Extract every line that contains the string "ylabel".

(Records from a collection of figures)

▬▬▬▬▬▬

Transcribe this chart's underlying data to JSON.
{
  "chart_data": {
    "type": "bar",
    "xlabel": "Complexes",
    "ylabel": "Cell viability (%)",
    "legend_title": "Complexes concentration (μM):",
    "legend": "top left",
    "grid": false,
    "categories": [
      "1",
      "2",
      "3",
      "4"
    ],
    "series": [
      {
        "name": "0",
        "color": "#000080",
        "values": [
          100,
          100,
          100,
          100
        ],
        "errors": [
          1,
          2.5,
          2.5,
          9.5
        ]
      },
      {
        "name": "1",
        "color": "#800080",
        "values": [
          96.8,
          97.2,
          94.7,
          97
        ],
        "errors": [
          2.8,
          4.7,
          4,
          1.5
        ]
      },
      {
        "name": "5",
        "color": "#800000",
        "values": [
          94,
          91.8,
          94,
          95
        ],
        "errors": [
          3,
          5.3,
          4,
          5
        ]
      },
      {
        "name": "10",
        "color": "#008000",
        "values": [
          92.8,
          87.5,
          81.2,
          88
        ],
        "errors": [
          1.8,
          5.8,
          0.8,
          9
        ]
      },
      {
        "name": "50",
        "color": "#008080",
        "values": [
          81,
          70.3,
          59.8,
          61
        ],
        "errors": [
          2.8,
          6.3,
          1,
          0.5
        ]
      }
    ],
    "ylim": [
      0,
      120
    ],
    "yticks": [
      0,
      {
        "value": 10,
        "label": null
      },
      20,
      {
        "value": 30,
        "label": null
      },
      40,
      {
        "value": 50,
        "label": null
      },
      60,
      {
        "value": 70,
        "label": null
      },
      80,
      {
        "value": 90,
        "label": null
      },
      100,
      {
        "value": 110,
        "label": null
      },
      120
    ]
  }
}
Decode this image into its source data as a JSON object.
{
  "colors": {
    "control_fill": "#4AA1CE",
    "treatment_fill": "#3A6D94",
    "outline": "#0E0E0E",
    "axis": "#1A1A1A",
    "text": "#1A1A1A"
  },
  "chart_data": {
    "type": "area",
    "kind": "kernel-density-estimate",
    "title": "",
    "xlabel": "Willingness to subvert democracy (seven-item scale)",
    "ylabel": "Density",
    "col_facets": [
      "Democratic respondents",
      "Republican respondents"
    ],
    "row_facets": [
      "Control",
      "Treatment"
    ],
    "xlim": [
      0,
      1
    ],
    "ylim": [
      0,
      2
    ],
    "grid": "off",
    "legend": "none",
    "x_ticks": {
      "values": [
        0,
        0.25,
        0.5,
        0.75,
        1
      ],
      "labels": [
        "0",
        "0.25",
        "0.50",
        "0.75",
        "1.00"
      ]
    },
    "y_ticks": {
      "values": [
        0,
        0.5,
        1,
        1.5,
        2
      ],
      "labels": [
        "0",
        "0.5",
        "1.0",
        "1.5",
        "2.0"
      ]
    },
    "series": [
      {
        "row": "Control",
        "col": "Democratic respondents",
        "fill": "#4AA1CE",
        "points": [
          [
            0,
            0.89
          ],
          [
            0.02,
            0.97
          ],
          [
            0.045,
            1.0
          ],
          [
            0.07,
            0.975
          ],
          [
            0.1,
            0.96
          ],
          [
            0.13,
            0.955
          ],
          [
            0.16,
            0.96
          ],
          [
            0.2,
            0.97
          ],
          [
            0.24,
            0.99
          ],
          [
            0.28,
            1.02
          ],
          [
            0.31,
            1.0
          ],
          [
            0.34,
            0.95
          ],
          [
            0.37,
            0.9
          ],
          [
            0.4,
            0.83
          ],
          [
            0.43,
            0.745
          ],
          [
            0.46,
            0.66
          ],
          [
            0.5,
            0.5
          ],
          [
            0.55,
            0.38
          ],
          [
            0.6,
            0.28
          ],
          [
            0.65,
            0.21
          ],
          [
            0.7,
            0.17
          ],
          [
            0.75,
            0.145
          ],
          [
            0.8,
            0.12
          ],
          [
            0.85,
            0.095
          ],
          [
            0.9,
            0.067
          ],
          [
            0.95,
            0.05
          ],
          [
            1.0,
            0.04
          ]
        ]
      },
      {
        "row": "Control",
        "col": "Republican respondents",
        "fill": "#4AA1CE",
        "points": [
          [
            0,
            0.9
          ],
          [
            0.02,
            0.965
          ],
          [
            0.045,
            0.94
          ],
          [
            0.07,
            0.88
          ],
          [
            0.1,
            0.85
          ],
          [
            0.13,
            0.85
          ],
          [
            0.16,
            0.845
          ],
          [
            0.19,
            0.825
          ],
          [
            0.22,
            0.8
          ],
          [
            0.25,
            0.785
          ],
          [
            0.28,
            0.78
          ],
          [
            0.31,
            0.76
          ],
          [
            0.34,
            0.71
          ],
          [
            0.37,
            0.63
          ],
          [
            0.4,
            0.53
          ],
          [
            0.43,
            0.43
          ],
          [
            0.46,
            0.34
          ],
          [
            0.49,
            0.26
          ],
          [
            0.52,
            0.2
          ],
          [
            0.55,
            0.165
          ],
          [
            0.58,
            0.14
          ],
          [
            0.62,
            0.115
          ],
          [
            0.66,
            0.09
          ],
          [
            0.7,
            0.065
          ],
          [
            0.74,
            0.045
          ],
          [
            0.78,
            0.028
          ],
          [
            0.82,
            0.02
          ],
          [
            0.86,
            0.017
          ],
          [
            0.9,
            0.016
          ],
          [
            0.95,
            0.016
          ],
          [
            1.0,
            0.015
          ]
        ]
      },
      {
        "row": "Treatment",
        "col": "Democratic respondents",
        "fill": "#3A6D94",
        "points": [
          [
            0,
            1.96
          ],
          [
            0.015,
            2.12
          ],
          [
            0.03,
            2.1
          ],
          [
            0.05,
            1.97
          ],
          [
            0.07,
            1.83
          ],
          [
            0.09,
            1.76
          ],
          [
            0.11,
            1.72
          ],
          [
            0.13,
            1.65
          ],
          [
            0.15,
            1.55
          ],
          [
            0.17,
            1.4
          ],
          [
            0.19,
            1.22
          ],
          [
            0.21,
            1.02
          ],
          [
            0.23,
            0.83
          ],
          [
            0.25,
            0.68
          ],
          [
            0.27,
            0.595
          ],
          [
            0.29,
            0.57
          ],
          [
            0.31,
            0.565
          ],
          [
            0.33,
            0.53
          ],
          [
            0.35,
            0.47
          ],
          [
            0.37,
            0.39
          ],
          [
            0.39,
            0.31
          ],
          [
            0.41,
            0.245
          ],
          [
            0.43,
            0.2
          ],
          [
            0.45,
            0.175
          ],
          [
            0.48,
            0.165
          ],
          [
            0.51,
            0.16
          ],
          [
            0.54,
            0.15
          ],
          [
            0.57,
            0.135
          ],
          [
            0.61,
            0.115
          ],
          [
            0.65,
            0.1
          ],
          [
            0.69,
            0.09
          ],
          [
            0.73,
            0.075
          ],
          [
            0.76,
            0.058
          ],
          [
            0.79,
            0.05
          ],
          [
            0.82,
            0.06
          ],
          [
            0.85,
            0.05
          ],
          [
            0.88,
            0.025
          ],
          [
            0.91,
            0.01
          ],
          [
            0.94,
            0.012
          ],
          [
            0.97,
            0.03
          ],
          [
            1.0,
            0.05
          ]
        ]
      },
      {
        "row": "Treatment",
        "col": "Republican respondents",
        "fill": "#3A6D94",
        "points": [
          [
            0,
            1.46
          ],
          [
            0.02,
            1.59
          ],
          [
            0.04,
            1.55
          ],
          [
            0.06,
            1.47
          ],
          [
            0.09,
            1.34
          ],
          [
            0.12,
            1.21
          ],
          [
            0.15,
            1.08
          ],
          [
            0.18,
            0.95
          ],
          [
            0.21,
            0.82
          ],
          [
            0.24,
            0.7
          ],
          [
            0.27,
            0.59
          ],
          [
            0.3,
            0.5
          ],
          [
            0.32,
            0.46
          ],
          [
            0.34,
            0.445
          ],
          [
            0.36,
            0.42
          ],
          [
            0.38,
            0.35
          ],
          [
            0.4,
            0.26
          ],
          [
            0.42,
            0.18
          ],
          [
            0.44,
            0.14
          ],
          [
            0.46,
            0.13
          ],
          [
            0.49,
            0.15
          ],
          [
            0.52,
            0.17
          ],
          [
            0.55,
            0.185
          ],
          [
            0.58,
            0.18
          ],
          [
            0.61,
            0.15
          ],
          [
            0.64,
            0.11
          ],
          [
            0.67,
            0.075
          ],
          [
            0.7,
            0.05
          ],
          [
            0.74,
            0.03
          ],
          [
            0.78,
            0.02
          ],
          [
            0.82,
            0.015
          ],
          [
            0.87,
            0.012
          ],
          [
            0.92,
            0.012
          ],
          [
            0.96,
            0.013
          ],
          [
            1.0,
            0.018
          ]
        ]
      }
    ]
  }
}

▬▬▬▬▬▬

(COMPLETE ANSWER):
    "ylabel": "Cell viability (%)",
    "ylabel": "Density",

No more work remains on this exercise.